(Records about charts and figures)

==============================

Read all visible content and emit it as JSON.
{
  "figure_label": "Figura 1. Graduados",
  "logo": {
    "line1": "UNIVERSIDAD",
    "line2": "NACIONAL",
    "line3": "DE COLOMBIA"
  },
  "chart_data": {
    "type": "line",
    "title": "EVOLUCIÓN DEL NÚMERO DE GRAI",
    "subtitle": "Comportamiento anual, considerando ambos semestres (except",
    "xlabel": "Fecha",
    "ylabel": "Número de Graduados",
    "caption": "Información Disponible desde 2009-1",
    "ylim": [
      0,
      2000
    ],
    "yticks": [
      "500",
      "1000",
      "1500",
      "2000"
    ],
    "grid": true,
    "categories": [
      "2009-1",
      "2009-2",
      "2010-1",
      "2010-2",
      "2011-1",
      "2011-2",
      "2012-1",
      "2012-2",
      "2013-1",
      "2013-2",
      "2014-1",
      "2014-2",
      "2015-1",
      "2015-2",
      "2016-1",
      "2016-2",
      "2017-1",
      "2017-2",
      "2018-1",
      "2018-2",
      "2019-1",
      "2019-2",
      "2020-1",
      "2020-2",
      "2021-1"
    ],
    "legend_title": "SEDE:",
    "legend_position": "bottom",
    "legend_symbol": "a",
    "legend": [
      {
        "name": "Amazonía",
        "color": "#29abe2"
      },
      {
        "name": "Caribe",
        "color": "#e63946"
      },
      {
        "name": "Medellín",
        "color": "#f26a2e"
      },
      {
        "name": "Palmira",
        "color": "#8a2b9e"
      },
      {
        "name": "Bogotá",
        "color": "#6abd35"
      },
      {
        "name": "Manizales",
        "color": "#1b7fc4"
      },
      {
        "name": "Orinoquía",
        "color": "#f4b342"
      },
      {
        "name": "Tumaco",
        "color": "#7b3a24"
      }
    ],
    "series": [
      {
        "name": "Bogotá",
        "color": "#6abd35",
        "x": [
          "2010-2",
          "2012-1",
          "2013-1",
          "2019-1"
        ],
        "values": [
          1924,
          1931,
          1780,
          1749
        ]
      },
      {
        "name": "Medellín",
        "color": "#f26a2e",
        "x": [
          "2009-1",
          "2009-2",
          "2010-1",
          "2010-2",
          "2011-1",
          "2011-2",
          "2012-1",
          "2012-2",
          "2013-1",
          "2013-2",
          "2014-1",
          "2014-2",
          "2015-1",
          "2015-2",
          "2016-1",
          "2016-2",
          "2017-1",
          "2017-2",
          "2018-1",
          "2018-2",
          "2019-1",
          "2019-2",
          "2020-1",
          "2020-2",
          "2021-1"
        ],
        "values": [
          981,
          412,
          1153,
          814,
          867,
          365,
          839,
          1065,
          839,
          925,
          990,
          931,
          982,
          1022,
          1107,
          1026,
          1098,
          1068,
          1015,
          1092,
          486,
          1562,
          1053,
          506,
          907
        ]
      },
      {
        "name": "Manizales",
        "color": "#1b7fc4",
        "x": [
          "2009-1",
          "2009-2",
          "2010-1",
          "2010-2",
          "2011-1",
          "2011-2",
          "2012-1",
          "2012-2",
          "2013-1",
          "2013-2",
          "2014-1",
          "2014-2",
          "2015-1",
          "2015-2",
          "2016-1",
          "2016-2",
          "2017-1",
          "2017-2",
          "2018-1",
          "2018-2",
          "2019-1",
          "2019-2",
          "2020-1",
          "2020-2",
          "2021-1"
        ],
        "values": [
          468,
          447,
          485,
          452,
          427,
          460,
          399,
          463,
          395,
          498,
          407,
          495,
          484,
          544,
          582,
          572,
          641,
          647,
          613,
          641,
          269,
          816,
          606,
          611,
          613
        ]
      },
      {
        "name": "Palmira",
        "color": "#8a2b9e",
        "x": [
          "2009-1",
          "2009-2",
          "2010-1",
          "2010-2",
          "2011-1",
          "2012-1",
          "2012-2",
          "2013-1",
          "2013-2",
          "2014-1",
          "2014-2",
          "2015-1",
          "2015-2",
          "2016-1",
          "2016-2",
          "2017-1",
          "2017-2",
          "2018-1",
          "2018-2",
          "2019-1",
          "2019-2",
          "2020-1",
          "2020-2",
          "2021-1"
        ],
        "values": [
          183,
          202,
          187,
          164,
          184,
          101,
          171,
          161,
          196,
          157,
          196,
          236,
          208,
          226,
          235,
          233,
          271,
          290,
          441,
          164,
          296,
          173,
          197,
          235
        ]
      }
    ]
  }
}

==============================

__WHAT THIS TASK INVOLVES__.
Reproduce the records above exactly as they appear.

__SOLUTION TO THIS EXERCISE__.
Read all visible content and emit it as JSON.
{
  "figure_label": "Figura 1. Graduados",
  "logo": {
    "line1": "UNIVERSIDAD",
    "line2": "NACIONAL",
    "line3": "DE COLOMBIA"
  },
  "chart_data": {
    "type": "line",
    "title": "EVOLUCIÓN DEL NÚMERO DE GRAI",
    "subtitle": "Comportamiento anual, considerando ambos semestres (except",
    "xlabel": "Fecha",
    "ylabel": "Número de Graduados",
    "caption": "Información Disponible desde 2009-1",
    "ylim": [
      0,
      2000
    ],
    "yticks": [
      "500",
      "1000",
      "1500",
      "2000"
    ],
    "grid": true,
    "categories": [
      "2009-1",
      "2009-2",
      "2010-1",
      "2010-2",
      "2011-1",
      "2011-2",
      "2012-1",
      "2012-2",
      "2013-1",
      "2013-2",
      "2014-1",
      "2014-2",
      "2015-1",
      "2015-2",
      "2016-1",
      "2016-2",
      "2017-1",
      "2017-2",
      "2018-1",
      "2018-2",
      "2019-1",
      "2019-2",
      "2020-1",
      "2020-2",
      "2021-1"
    ],
    "legend_title": "SEDE:",
    "legend_position": "bottom",
    "legend_symbol": "a",
    "legend": [
      {
        "name": "Amazonía",
        "color": "#29abe2"
      },
      {
        "name": "Caribe",
        "color": "#e63946"
      },
      {
        "name": "Medellín",
        "color": "#f26a2e"
      },
      {
        "name": "Palmira",
        "color": "#8a2b9e"
      },
      {
        "name": "Bogotá",
        "color": "#6abd35"
      },
      {
        "name": "Manizales",
        "color": "#1b7fc4"
      },
      {
        "name": "Orinoquía",
        "color": "#f4b342"
      },
      {
        "name": "Tumaco",
        "color": "#7b3a24"
      }
    ],
    "series": [
      {
        "name": "Bogotá",
        "color": "#6abd35",
        "x": [
          "2010-2",
          "2012-1",
          "2013-1",
          "2019-1"
        ],
        "values": [
          1924,
          1931,
          1780,
          1749
        ]
      },
      {
        "name": "Medellín",
        "color": "#f26a2e",
        "x": [
          "2009-1",
          "2009-2",
          "2010-1",
          "2010-2",
          "2011-1",
          "2011-2",
          "2012-1",
          "2012-2",
          "2013-1",
          "2013-2",
          "2014-1",
          "2014-2",
          "2015-1",
          "2015-2",
          "2016-1",
          "2016-2",
          "2017-1",
          "2017-2",
          "2018-1",
          "2018-2",
          "2019-1",
          "2019-2",
          "2020-1",
          "2020-2",
          "2021-1"
        ],
        "values": [
          981,
          412,
          1153,
          814,
          867,
          365,
          839,
          1065,
          839,
          925,
          990,
          931,
          982,
          1022,
          1107,
          1026,
          1098,
          1068,
          1015,
          1092,
          486,
          1562,
          1053,
          506,
          907
        ]
      },
      {
        "name": "Manizales",
        "color": "#1b7fc4",
        "x": [
          "2009-1",
          "2009-2",
          "2010-1",
          "2010-2",
          "2011-1",
          "2011-2",
          "2012-1",
          "2012-2",
          "2013-1",
          "2013-2",
          "2014-1",
          "2014-2",
          "2015-1",
          "2015-2",
          "2016-1",
          "2016-2",
          "2017-1",
          "2017-2",
          "2018-1",
          "2018-2",
          "2019-1",
          "2019-2",
          "2020-1",
          "2020-2",
          "2021-1"
        ],
        "values": [
          468,
          447,
          485,
          452,
          427,
          460,
          399,
          463,
          395,
          498,
          407,
          495,
          484,
          544,
          582,
          572,
          641,
          647,
          613,
          641,
          269,
          816,
          606,
          611,
          613
        ]
      },
      {
        "name": "Palmira",
        "color": "#8a2b9e",
        "x": [
          "2009-1",
          "2009-2",
          "2010-1",
          "2010-2",
          "2011-1",
          "2012-1",
          "2012-2",
          "2013-1",
          "2013-2",
          "2014-1",
          "2014-2",
          "2015-1",
          "2015-2",
          "2016-1",
          "2016-2",
          "2017-1",
          "2017-2",
          "2018-1",
          "2018-2",
          "2019-1",
          "2019-2",
          "2020-1",
          "2020-2",
          "2021-1"
        ],
        "values": [
          183,
          202,
          187,
          164,
          184,
          101,
          171,
          161,
          196,
          157,
          196,
          236,
          208,
          226,
          235,
          233,
          271,
          290,
          441,
          164,
          296,
          173,
          197,
          235
        ]
      }
    ]
  }
}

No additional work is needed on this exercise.